Record list ▸
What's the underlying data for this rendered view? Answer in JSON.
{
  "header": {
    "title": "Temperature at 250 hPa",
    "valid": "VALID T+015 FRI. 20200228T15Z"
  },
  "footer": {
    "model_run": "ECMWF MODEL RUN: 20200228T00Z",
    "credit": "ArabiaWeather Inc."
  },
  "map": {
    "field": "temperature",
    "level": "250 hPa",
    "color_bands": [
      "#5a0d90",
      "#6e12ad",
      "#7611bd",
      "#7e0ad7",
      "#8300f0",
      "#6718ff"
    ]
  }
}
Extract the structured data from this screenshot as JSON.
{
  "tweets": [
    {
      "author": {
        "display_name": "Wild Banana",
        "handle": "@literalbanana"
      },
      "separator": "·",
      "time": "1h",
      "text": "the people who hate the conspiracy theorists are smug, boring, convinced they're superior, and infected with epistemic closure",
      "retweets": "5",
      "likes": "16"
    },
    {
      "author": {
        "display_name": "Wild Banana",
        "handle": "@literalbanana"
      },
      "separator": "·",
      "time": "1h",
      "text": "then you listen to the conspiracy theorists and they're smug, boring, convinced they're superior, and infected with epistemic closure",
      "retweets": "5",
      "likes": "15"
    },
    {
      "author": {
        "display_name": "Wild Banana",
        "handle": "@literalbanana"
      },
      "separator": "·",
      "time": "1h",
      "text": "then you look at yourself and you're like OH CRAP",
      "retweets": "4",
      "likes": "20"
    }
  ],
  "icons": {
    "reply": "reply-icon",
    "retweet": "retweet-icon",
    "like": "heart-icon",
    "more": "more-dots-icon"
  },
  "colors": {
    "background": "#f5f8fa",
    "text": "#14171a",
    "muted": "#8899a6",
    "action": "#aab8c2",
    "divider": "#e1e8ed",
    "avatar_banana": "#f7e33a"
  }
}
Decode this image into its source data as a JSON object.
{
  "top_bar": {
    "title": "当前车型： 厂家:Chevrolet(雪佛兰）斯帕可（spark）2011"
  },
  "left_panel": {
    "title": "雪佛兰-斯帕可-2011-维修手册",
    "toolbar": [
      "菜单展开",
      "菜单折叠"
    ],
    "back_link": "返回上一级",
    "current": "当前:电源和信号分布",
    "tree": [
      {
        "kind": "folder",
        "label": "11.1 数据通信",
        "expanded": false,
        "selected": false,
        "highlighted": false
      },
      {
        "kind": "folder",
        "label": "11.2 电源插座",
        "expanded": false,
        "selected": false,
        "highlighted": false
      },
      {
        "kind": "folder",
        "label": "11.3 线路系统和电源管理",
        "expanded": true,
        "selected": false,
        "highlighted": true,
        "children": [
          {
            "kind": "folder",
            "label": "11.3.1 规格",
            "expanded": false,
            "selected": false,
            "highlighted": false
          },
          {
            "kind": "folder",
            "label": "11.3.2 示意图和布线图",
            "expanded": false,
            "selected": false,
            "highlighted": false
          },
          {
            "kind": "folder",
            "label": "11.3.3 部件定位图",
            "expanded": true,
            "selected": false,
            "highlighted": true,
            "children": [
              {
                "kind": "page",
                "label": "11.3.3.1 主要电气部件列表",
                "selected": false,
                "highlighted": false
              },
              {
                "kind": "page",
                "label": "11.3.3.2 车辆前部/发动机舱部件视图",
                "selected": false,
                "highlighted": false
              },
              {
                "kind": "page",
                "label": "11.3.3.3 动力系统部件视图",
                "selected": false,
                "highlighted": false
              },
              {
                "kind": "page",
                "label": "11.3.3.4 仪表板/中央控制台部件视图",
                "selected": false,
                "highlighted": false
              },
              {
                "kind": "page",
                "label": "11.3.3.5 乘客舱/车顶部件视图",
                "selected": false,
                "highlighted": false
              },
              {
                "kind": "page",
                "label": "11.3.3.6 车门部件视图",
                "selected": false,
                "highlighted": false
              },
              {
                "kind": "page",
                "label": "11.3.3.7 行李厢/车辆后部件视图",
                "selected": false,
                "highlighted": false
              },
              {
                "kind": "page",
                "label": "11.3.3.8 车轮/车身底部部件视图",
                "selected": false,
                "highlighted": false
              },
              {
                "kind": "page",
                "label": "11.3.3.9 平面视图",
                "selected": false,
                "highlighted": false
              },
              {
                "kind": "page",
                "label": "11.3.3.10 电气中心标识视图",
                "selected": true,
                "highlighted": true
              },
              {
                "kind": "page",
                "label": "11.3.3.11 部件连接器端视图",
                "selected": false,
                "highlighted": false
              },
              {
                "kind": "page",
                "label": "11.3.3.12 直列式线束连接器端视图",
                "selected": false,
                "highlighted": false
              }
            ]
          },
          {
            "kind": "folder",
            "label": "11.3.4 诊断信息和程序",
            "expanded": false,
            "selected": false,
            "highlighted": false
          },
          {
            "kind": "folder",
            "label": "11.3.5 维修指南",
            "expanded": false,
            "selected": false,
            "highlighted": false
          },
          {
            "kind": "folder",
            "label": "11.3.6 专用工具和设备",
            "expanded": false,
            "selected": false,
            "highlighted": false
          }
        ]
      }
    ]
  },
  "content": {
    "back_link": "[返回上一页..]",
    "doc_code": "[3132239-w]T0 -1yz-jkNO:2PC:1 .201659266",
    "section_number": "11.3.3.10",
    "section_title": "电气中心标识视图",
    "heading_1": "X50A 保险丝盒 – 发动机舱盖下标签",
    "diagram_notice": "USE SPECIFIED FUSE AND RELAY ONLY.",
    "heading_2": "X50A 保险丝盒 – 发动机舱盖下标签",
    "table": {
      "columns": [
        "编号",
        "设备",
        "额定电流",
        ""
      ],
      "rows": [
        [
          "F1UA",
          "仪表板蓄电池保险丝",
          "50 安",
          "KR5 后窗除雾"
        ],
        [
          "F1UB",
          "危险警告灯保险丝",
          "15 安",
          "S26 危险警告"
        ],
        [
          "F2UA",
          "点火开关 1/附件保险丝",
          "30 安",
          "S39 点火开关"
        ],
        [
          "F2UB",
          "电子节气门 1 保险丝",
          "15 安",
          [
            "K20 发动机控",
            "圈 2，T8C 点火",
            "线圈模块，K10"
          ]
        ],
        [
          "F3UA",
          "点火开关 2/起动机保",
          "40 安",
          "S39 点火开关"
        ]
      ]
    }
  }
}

Your task ▸
Copy each line above containing the string "data".

Final answer ▸
What's the underlying data for this rendered view? Answer in JSON.
Extract the structured data from this screenshot as JSON.
Decode this image into its source data as a JSON object.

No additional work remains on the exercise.